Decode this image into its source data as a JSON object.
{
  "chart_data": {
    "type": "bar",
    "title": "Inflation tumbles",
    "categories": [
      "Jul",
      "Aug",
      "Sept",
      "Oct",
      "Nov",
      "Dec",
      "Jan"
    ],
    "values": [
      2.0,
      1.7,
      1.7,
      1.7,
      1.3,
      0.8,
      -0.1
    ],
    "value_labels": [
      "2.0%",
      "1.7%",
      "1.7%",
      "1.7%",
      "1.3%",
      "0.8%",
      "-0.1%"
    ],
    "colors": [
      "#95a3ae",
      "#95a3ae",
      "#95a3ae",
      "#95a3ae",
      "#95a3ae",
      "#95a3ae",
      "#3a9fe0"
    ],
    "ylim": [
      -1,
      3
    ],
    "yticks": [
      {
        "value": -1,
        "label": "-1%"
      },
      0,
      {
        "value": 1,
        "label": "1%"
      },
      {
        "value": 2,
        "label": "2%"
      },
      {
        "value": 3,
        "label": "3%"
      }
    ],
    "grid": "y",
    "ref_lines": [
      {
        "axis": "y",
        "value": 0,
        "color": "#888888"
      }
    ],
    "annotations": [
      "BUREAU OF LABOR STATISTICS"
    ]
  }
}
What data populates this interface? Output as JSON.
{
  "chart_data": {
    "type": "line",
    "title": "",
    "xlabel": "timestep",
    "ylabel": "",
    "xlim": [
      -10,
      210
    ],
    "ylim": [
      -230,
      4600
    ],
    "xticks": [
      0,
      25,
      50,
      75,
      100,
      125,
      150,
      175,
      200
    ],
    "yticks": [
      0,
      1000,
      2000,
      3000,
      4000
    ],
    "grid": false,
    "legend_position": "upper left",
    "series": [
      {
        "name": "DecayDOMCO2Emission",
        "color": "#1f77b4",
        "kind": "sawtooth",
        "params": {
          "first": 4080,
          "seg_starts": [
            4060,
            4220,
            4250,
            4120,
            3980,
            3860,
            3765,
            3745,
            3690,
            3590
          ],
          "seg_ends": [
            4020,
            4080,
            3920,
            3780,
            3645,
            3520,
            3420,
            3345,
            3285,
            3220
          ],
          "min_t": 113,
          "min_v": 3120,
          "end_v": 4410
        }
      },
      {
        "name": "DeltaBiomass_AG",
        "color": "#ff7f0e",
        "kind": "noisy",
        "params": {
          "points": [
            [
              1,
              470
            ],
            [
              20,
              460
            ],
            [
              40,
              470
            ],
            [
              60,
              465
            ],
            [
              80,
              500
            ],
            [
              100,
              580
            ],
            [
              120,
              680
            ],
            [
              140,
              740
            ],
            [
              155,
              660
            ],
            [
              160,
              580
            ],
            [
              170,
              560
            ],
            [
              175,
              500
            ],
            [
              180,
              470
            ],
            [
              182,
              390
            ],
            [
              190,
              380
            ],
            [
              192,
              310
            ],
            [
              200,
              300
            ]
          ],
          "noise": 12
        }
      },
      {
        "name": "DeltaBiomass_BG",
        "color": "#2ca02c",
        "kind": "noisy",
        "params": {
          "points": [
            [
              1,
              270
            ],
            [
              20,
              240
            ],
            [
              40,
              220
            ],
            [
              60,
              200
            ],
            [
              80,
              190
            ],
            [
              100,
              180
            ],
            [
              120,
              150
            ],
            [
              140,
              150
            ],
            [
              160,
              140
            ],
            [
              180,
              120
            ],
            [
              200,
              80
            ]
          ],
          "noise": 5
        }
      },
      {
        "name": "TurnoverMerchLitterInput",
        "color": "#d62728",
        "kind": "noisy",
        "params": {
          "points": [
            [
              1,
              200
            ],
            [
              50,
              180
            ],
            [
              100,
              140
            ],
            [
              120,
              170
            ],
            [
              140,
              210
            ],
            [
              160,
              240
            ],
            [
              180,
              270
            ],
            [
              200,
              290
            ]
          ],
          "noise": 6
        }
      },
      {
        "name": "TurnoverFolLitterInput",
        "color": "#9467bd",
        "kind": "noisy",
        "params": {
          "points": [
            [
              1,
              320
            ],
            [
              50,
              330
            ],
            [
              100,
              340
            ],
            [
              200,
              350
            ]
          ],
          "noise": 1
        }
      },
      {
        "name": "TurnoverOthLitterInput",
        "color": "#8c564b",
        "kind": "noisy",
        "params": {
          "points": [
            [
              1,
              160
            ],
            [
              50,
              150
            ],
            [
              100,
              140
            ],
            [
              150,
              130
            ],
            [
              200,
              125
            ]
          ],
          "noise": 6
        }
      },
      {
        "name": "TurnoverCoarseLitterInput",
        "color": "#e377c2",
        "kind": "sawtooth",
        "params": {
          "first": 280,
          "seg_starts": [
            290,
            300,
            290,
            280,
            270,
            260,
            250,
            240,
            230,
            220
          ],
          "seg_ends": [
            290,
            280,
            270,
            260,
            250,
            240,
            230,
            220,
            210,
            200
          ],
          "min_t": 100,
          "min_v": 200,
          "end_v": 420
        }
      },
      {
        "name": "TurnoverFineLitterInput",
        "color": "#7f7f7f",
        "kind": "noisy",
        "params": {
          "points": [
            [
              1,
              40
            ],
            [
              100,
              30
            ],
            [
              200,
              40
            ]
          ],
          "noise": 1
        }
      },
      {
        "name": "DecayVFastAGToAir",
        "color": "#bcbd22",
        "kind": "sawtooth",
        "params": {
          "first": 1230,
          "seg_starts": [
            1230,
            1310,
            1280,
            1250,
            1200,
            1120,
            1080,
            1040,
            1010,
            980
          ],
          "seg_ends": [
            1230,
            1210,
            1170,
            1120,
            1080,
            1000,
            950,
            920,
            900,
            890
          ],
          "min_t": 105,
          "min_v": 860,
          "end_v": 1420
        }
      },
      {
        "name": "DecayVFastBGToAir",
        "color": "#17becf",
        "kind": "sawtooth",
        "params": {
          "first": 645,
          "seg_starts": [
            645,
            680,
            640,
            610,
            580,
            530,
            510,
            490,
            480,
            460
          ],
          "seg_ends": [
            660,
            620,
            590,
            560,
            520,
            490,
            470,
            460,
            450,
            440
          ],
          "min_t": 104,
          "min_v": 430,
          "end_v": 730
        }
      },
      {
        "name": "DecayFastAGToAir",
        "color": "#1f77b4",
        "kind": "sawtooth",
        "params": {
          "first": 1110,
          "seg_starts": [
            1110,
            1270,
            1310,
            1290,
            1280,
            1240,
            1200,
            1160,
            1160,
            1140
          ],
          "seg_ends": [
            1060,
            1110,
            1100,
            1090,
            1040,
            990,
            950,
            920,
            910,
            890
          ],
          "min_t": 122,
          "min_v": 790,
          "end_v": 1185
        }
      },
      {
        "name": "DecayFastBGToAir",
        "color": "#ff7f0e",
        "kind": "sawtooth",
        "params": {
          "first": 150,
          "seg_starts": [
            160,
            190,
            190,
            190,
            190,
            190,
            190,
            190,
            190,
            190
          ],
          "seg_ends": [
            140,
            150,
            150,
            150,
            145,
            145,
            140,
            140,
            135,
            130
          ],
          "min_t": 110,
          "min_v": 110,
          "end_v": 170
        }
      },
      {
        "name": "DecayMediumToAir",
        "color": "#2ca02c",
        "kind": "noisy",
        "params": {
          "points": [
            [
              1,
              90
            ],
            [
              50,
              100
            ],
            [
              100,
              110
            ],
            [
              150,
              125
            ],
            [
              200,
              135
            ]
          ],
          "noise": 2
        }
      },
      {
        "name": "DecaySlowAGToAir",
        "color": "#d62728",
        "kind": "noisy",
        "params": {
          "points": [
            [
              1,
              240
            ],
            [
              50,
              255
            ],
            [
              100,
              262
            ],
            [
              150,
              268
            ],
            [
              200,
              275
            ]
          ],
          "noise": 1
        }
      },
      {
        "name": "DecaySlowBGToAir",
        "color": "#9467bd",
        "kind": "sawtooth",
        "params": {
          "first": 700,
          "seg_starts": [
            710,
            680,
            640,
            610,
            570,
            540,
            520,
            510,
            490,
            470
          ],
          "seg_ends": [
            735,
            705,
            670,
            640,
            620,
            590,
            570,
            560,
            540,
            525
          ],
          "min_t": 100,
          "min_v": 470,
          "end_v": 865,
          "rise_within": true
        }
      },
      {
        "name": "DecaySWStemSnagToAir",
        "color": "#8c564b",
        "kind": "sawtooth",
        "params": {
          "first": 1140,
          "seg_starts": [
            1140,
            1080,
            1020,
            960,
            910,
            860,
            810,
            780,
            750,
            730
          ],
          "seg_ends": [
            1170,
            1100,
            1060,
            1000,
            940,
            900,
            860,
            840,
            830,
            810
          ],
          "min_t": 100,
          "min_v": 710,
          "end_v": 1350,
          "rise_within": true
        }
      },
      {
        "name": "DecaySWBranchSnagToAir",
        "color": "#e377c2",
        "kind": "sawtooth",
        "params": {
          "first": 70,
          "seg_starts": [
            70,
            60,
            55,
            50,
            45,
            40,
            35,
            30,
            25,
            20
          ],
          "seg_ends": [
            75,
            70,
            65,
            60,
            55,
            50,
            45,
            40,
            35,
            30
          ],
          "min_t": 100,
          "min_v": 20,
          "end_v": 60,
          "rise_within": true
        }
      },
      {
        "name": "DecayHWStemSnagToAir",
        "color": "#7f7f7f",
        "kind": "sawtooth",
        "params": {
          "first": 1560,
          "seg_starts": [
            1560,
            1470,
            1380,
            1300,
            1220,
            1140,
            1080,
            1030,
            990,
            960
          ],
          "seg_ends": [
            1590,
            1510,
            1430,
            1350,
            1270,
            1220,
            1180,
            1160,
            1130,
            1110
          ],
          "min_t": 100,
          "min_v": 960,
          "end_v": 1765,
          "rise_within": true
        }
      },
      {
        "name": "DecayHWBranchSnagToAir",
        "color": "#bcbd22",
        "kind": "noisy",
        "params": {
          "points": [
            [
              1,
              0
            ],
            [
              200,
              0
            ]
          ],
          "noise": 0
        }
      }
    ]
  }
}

What is required. Pull out every line of the records above that contains the word "JSON".

Result of this exercise.
Decode this image into its source data as a JSON object.
What data populates this interface? Output as JSON.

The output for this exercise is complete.